**Direction**
Exactly the lines from the one containing "Extract all readable text from this page." through the final line of the listing are to be retyped, and nothing more.

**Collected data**
:::::
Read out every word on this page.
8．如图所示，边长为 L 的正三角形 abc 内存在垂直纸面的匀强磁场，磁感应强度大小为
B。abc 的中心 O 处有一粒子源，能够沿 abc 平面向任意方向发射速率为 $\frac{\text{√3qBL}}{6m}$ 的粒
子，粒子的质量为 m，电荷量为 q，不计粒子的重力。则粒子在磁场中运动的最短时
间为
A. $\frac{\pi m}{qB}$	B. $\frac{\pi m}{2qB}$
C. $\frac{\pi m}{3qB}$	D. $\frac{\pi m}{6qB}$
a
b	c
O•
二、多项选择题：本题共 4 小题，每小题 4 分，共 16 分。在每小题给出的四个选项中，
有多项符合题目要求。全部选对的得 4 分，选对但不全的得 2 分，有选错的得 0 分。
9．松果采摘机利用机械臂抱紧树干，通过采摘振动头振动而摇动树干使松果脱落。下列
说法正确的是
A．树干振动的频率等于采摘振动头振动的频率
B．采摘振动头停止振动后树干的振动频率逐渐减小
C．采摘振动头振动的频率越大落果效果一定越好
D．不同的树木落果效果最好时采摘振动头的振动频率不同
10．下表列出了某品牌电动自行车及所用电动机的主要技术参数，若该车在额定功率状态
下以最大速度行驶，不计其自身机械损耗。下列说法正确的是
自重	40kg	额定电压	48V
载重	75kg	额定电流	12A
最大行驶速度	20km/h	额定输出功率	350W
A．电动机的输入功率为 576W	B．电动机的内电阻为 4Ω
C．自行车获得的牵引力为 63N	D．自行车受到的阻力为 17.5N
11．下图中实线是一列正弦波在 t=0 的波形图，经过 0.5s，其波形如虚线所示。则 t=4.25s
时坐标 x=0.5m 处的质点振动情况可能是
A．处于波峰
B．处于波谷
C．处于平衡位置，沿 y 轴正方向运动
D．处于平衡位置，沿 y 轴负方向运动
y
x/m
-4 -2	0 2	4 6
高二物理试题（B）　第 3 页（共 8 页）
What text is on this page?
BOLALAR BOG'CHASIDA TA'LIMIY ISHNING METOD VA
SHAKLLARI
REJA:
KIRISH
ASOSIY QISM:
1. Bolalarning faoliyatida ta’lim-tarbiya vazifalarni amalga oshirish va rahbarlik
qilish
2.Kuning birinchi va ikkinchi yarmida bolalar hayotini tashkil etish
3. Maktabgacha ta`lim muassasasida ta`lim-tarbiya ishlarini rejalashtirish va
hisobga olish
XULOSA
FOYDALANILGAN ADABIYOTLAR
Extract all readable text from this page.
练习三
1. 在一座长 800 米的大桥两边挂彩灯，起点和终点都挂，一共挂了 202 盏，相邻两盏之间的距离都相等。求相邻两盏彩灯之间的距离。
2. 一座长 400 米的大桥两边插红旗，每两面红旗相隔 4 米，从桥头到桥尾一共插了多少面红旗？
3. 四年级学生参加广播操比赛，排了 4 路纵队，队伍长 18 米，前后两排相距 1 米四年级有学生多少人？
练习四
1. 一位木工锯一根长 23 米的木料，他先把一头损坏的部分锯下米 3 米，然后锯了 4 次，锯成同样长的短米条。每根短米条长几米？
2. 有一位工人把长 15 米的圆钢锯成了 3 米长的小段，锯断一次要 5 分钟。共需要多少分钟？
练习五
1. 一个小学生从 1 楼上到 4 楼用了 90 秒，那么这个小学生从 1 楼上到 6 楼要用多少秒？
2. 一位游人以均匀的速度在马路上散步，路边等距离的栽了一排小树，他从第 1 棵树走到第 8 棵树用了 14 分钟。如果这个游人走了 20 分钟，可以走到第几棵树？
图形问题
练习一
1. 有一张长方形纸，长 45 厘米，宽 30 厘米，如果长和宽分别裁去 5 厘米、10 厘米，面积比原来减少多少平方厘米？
:::::
**Task answer**
Extract all readable text from this page.
练习三
1. 在一座长 800 米的大桥两边挂彩灯，起点和终点都挂，一共挂了 202 盏，相邻两盏之间的距离都相等。求相邻两盏彩灯之间的距离。
2. 一座长 400 米的大桥两边插红旗，每两面红旗相隔 4 米，从桥头到桥尾一共插了多少面红旗？
3. 四年级学生参加广播操比赛，排了 4 路纵队，队伍长 18 米，前后两排相距 1 米四年级有学生多少人？
练习四
1. 一位木工锯一根长 23 米的木料，他先把一头损坏的部分锯下米 3 米，然后锯了 4 次，锯成同样长的短米条。每根短米条长几米？
2. 有一位工人把长 15 米的圆钢锯成了 3 米长的小段，锯断一次要 5 分钟。共需要多少分钟？
练习五
1. 一个小学生从 1 楼上到 4 楼用了 90 秒，那么这个小学生从 1 楼上到 6 楼要用多少秒？
2. 一位游人以均匀的速度在马路上散步，路边等距离的栽了一排小树，他从第 1 棵树走到第 8 棵树用了 14 分钟。如果这个游人走了 20 分钟，可以走到第几棵树？
图形问题
练习一
1. 有一张长方形纸，长 45 厘米，宽 30 厘米，如果长和宽分别裁去 5 厘米、10 厘米，面积比原来减少多少平方厘米？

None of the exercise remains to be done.